**WHAT THE TASK ASKS**
The records that follow must be reproduced in full, exactly as written.

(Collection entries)
+ + +
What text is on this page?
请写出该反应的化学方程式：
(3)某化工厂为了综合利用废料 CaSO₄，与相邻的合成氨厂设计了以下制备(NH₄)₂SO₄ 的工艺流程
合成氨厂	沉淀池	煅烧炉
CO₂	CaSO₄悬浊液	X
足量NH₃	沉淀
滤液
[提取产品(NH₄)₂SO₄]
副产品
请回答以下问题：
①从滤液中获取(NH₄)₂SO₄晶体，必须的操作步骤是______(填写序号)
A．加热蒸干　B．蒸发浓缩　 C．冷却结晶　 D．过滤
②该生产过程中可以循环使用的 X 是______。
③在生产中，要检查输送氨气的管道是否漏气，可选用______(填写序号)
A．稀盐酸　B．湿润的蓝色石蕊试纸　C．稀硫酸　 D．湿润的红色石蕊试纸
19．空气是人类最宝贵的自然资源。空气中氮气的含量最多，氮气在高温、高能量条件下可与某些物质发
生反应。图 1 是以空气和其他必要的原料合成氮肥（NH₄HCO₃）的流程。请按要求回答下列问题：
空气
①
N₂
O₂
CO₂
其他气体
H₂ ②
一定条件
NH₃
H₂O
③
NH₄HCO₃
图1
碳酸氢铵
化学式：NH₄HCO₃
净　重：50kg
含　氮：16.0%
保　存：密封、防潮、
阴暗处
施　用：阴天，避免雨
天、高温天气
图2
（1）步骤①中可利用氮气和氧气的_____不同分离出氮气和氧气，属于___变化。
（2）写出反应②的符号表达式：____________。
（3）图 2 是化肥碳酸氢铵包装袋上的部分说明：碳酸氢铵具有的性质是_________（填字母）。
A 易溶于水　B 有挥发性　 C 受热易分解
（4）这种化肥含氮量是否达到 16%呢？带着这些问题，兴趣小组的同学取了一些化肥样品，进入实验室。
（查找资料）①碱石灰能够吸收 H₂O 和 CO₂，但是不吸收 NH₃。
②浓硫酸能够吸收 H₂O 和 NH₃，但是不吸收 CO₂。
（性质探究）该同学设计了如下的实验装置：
+ + +
**RESULT**
What text is on this page?
请写出该反应的化学方程式：
(3)某化工厂为了综合利用废料 CaSO₄，与相邻的合成氨厂设计了以下制备(NH₄)₂SO₄ 的工艺流程
合成氨厂	沉淀池	煅烧炉
CO₂	CaSO₄悬浊液	X
足量NH₃	沉淀
滤液
[提取产品(NH₄)₂SO₄]
副产品
请回答以下问题：
①从滤液中获取(NH₄)₂SO₄晶体，必须的操作步骤是______(填写序号)
A．加热蒸干　B．蒸发浓缩　 C．冷却结晶　 D．过滤
②该生产过程中可以循环使用的 X 是______。
③在生产中，要检查输送氨气的管道是否漏气，可选用______(填写序号)
A．稀盐酸　B．湿润的蓝色石蕊试纸　C．稀硫酸　 D．湿润的红色石蕊试纸
19．空气是人类最宝贵的自然资源。空气中氮气的含量最多，氮气在高温、高能量条件下可与某些物质发
生反应。图 1 是以空气和其他必要的原料合成氮肥（NH₄HCO₃）的流程。请按要求回答下列问题：
空气
①
N₂
O₂
CO₂
其他气体
H₂ ②
一定条件
NH₃
H₂O
③
NH₄HCO₃
图1
碳酸氢铵
化学式：NH₄HCO₃
净　重：50kg
含　氮：16.0%
保　存：密封、防潮、
阴暗处
施　用：阴天，避免雨
天、高温天气
图2
（1）步骤①中可利用氮气和氧气的_____不同分离出氮气和氧气，属于___变化。
（2）写出反应②的符号表达式：____________。
（3）图 2 是化肥碳酸氢铵包装袋上的部分说明：碳酸氢铵具有的性质是_________（填字母）。
A 易溶于水　B 有挥发性　 C 受热易分解
（4）这种化肥含氮量是否达到 16%呢？带着这些问题，兴趣小组的同学取了一些化肥样品，进入实验室。
（查找资料）①碱石灰能够吸收 H₂O 和 CO₂，但是不吸收 NH₃。
②浓硫酸能够吸收 H₂O 和 NH₃，但是不吸收 CO₂。
（性质探究）该同学设计了如下的实验装置：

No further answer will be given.